## INSTRUCTIONS TO FOLLOW
In your copy, reproduce the entries exactly as they are, minus the images.

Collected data
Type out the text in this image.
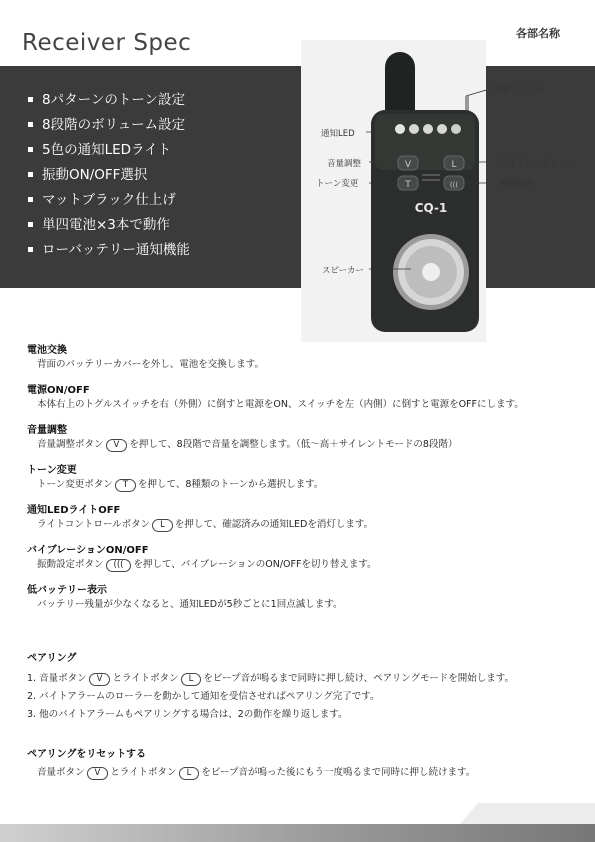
Receiver Spec
8パターンのトーン設定
8段階のボリューム設定
5色の通知LEDライト
振動ON/OFF選択
マットブラック仕上げ
単四電池×3本で動作
ローバッテリー通知機能
各部名称
V
T
L
(((
CQ-1
電源スイッチ
通知LED
音量調整
トーン変更
ライトコントロール
振動設定
スピーカー

電池交換

背面のバッテリーカバーを外し、電池を交換します。

電源ON/OFF

本体右上のトグルスイッチを右（外側）に倒すと電源をON、スイッチを左（内側）に倒すと電源をOFFにします。

音量調整

音量調整ボタン V を押して、8段階で音量を調整します。（低〜高＋サイレントモードの8段階）

トーン変更

トーン変更ボタン T を押して、8種類のトーンから選択します。

通知LEDライトOFF

ライトコントロールボタン L を押して、確認済みの通知LEDを消灯します。

バイブレーションON/OFF

振動設定ボタン ((( を押して、バイブレーションのON/OFFを切り替えます。

低バッテリー表示

バッテリー残量が少なくなると、通知LEDが5秒ごとに1回点滅します。

ペアリング

1. 音量ボタン V とライトボタン L をビープ音が鳴るまで同時に押し続け、ペアリングモードを開始します。
2. バイトアラームのローラーを動かして通知を受信させればペアリング完了です。
3. 他のバイトアラームもペアリングする場合は、2の動作を繰り返します。

ペアリングをリセットする

音量ボタン V とライトボタン L をビープ音が鳴った後にもう一度鳴るまで同時に押し続けます。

## SOLUTION TO THIS TASK
Type out the text in this image.
Receiver Spec
8パターンのトーン設定
8段階のボリューム設定
5色の通知LEDライト
振動ON/OFF選択
マットブラック仕上げ
単四電池×3本で動作
ローバッテリー通知機能
各部名称
V
T
L
(((
CQ-1
電源スイッチ
通知LED
音量調整
トーン変更
ライトコントロール
振動設定
スピーカー

電池交換

背面のバッテリーカバーを外し、電池を交換します。

電源ON/OFF

本体右上のトグルスイッチを右（外側）に倒すと電源をON、スイッチを左（内側）に倒すと電源をOFFにします。

音量調整

音量調整ボタン V を押して、8段階で音量を調整します。（低〜高＋サイレントモードの8段階）

トーン変更

トーン変更ボタン T を押して、8種類のトーンから選択します。

通知LEDライトOFF

ライトコントロールボタン L を押して、確認済みの通知LEDを消灯します。

バイブレーションON/OFF

振動設定ボタン ((( を押して、バイブレーションのON/OFFを切り替えます。

低バッテリー表示

バッテリー残量が少なくなると、通知LEDが5秒ごとに1回点滅します。

ペアリング

1. 音量ボタン V とライトボタン L をビープ音が鳴るまで同時に押し続け、ペアリングモードを開始します。
2. バイトアラームのローラーを動かして通知を受信させればペアリング完了です。
3. 他のバイトアラームもペアリングする場合は、2の動作を繰り返します。

ペアリングをリセットする

音量ボタン V とライトボタン L をビープ音が鳴った後にもう一度鳴るまで同時に押し続けます。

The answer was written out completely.